Stored items
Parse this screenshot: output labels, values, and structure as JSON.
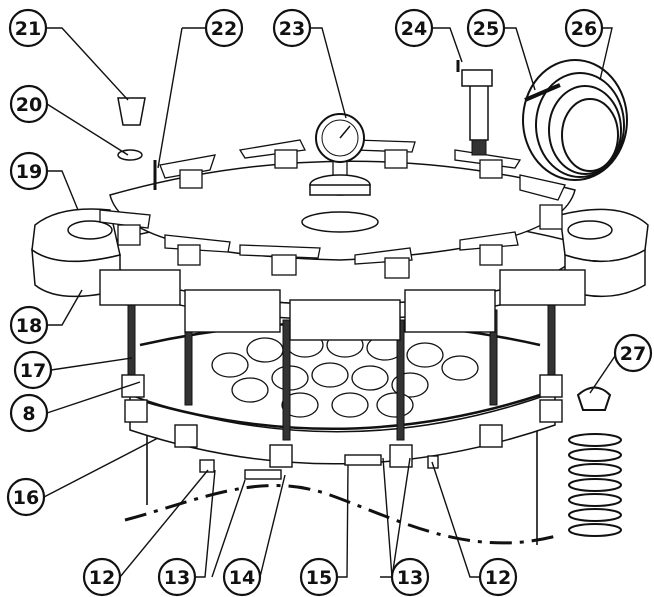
{
  "callouts": [
    {
      "label": "21"
    },
    {
      "label": "22"
    },
    {
      "label": "23"
    },
    {
      "label": "24"
    },
    {
      "label": "25"
    },
    {
      "label": "26"
    },
    {
      "label": "20"
    },
    {
      "label": "19"
    },
    {
      "label": "18"
    },
    {
      "label": "17"
    },
    {
      "label": "8"
    },
    {
      "label": "27"
    },
    {
      "label": "16"
    },
    {
      "label": "12"
    },
    {
      "label": "13"
    },
    {
      "label": "14"
    },
    {
      "label": "15"
    },
    {
      "label": "13"
    },
    {
      "label": "12"
    }
  ]
}
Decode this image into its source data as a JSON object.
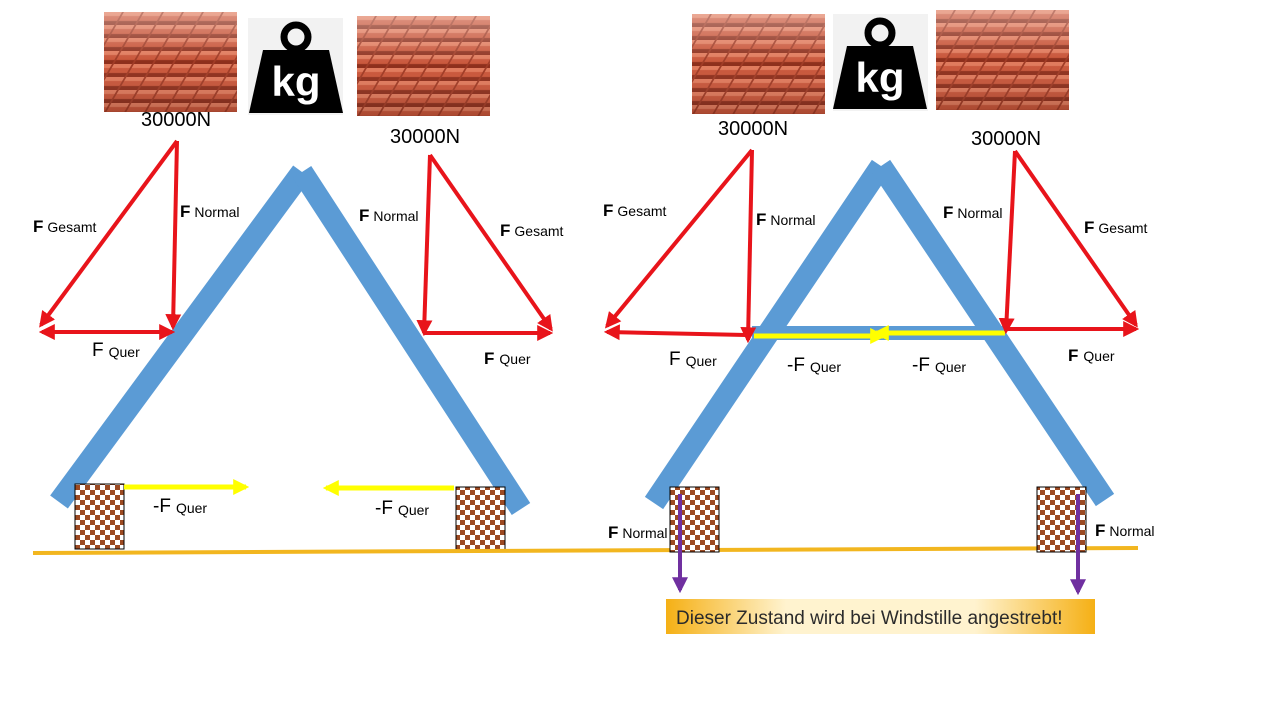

* Written instruction *
Repeat the material above word for word, please, apart from its images.

* Worked answer *
Parse this screenshot: output labels, values, and structure as JSON.
{
  "callouts": [
    {
      "label": "21"
    },
    {
      "label": "22"
    },
    {
      "label": "23"
    },
    {
      "label": "24"
    },
    {
      "label": "25"
    },
    {
      "label": "26"
    },
    {
      "label": "20"
    },
    {
      "label": "19"
    },
    {
      "label": "18"
    },
    {
      "label": "17"
    },
    {
      "label": "8"
    },
    {
      "label": "27"
    },
    {
      "label": "16"
    },
    {
      "label": "12"
    },
    {
      "label": "13"
    },
    {
      "label": "14"
    },
    {
      "label": "15"
    },
    {
      "label": "13"
    },
    {
      "label": "12"
    }
  ]
}
Decode this image into its source data as a JSON object.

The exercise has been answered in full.